--- start Entries ---

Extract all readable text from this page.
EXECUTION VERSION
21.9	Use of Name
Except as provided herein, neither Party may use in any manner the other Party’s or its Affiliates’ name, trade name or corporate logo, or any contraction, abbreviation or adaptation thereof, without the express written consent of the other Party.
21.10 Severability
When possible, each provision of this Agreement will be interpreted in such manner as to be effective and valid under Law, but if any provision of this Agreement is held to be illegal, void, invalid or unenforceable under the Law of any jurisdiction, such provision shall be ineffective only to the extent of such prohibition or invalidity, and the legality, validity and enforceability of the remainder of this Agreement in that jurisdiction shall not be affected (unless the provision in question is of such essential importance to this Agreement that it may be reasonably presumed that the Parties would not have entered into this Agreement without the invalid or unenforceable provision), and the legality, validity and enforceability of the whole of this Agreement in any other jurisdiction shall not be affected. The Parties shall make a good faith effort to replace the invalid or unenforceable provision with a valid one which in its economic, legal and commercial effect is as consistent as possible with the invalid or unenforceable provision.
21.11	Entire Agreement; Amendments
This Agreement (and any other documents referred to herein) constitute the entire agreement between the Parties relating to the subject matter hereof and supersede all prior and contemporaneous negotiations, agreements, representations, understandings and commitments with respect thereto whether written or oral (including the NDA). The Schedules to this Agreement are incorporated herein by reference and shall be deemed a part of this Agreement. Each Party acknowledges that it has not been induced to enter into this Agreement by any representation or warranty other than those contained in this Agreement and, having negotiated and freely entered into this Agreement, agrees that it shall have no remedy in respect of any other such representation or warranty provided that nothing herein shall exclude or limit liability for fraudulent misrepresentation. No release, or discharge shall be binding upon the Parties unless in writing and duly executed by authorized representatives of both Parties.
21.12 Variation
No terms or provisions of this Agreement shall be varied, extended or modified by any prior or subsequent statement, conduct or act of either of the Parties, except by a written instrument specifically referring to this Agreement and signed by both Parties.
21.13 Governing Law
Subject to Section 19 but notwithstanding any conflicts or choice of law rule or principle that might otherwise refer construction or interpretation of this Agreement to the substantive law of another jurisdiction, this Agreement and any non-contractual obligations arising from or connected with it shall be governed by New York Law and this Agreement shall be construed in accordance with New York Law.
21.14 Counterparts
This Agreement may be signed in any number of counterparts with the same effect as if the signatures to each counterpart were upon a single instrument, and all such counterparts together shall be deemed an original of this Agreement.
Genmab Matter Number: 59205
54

--- end Entries ---

- What needs to be done -
Return, from the data, each line that has the word "instrument" in it.

- Exercise result -
No terms or provisions of this Agreement shall be varied, extended or modified by any prior or subsequent statement, conduct or act of either of the Parties, except by a written instrument specifically referring to this Agreement and signed by both Parties.
This Agreement may be signed in any number of counterparts with the same effect as if the signatures to each counterpart were upon a single instrument, and all such counterparts together shall be deemed an original of this Agreement.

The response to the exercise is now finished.